▸ **DATASET ENTRIES**:
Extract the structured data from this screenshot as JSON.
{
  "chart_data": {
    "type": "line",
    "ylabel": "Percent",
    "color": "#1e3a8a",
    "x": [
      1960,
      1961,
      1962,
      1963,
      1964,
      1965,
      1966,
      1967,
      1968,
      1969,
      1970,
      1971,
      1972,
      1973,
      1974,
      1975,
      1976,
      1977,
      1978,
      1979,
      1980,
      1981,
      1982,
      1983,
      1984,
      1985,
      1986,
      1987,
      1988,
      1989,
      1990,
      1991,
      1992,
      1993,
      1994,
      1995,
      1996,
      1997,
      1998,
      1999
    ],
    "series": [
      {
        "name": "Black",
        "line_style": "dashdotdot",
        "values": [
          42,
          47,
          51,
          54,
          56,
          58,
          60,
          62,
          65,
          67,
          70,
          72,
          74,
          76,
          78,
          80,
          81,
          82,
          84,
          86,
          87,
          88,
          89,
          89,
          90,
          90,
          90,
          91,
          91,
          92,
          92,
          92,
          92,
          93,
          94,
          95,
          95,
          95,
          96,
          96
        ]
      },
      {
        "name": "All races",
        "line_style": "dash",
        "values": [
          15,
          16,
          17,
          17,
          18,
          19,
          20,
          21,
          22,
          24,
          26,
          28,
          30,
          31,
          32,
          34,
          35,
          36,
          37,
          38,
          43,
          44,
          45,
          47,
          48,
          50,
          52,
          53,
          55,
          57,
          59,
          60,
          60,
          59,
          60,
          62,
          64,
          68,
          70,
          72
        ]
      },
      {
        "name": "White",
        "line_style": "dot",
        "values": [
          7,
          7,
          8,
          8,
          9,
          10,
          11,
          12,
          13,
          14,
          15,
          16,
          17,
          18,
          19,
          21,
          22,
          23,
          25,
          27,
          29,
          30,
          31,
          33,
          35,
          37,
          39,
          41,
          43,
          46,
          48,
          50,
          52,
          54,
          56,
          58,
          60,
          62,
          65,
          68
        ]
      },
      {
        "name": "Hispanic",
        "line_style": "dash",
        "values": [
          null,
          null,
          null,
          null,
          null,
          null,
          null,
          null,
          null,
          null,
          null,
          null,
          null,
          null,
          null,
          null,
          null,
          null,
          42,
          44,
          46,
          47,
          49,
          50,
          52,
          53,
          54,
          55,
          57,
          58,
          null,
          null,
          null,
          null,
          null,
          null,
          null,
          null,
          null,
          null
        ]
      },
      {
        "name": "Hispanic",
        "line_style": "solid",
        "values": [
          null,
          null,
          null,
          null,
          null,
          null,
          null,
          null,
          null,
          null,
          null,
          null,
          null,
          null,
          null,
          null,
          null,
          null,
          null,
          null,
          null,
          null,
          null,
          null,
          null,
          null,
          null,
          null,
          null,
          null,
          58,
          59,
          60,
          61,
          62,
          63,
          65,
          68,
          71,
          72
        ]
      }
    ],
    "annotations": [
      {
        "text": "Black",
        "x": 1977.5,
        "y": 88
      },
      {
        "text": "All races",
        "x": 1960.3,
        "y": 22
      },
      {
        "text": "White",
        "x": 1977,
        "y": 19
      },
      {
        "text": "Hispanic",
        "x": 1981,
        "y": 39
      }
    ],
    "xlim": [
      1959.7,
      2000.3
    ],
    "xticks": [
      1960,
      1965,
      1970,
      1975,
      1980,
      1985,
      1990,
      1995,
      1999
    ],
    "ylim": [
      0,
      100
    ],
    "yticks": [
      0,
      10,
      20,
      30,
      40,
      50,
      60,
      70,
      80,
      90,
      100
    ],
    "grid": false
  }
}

▸ **JOB**: Across the preceding material, how many lines contain the word "text"? State the number alone.

▸ **SOLVED PROBLEM**: 4